WRITTEN REQUEST: From the entries below, extract every line that includes the word "Short".

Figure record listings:
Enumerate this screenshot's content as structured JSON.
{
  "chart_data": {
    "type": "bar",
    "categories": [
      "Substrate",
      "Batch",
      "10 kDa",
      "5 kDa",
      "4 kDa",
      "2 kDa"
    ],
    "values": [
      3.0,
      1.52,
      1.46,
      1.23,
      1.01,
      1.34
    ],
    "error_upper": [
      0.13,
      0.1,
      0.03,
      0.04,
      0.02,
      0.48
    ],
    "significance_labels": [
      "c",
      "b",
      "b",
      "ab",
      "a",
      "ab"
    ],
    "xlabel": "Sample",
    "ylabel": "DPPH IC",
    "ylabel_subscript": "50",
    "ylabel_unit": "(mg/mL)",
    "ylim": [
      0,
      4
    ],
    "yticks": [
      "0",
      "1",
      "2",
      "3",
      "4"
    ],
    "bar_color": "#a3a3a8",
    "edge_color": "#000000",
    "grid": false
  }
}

...

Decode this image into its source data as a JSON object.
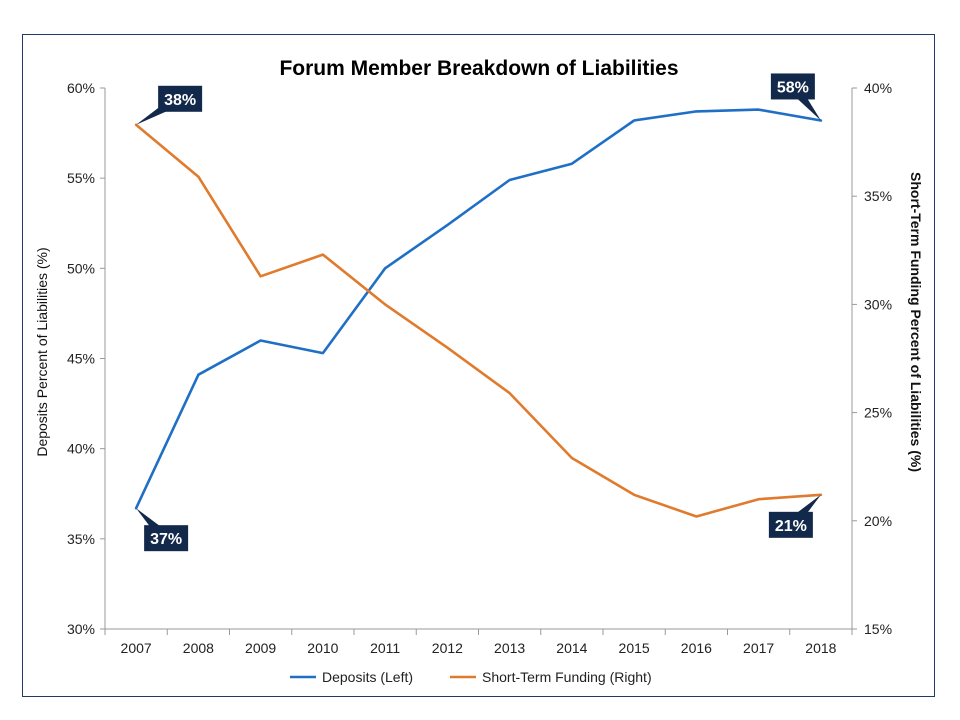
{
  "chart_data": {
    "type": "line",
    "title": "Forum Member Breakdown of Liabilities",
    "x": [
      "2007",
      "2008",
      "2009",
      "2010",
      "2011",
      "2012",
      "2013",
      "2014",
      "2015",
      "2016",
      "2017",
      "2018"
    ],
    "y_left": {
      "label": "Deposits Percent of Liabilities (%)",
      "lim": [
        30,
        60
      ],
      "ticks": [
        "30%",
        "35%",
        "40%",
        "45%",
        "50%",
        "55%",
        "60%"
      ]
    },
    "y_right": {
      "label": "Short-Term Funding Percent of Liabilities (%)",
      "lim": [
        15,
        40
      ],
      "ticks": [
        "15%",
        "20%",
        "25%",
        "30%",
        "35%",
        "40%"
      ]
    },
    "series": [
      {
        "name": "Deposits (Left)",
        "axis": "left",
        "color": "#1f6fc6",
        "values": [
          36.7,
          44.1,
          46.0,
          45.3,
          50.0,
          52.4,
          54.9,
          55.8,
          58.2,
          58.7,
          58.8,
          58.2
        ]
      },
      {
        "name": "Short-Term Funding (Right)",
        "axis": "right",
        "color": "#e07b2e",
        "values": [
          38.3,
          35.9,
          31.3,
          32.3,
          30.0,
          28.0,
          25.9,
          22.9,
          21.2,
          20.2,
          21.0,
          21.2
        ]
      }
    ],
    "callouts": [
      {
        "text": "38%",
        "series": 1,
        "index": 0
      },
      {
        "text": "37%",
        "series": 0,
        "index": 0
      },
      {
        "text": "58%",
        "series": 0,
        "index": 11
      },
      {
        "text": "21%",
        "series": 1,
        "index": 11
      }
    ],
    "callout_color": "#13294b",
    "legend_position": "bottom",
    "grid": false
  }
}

---

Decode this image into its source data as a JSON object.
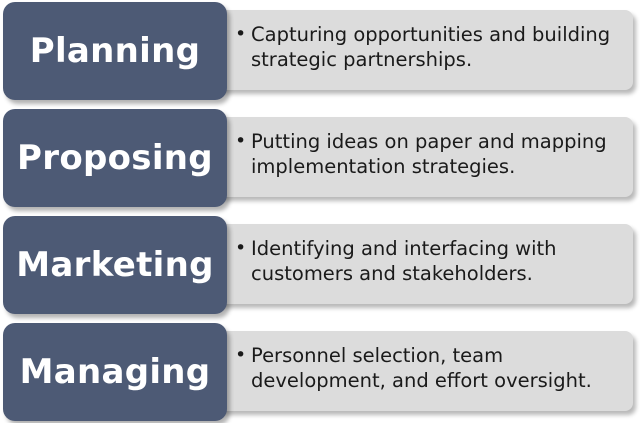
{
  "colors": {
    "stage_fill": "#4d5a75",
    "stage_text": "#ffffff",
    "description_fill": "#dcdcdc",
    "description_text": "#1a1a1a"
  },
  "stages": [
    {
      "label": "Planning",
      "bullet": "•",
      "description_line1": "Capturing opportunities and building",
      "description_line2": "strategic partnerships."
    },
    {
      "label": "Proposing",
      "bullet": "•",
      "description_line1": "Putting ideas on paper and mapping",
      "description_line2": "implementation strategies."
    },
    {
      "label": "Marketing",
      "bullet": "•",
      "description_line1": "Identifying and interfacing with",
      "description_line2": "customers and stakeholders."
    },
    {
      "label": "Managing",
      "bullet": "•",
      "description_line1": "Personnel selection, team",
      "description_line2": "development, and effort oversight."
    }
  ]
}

RESULT OF THIS EXERCISE:
      "label": "Short-Term Funding Percent of Liabilities (%)",
        "name": "Short-Term Funding (Right)",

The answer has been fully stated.